— Start of Exercise inputs —

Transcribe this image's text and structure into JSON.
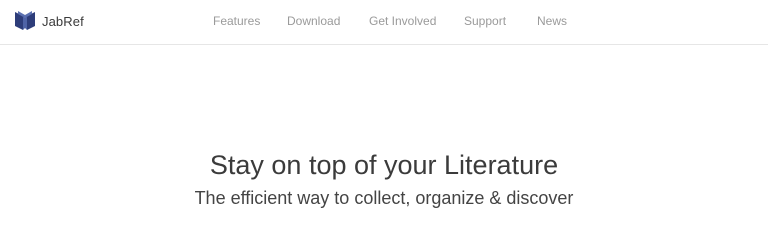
{
  "brand": {
    "name": "JabRef",
    "logo_colors": [
      "#2e3d7a",
      "#5a6fb0"
    ]
  },
  "nav": {
    "items": [
      {
        "label": "Features"
      },
      {
        "label": "Download"
      },
      {
        "label": "Get Involved"
      },
      {
        "label": "Support"
      },
      {
        "label": "News"
      }
    ]
  },
  "hero": {
    "title": "Stay on top of your Literature",
    "subtitle": "The efficient way to collect, organize & discover"
  }
}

— End of Exercise inputs —

- _Aim of the task_:
Set down the material above as is, without any pictures.

- _Final result_:
Transcribe this image's text and structure into JSON.
{
  "brand": {
    "name": "JabRef",
    "logo_colors": [
      "#2e3d7a",
      "#5a6fb0"
    ]
  },
  "nav": {
    "items": [
      {
        "label": "Features"
      },
      {
        "label": "Download"
      },
      {
        "label": "Get Involved"
      },
      {
        "label": "Support"
      },
      {
        "label": "News"
      }
    ]
  },
  "hero": {
    "title": "Stay on top of your Literature",
    "subtitle": "The efficient way to collect, organize & discover"
  }
}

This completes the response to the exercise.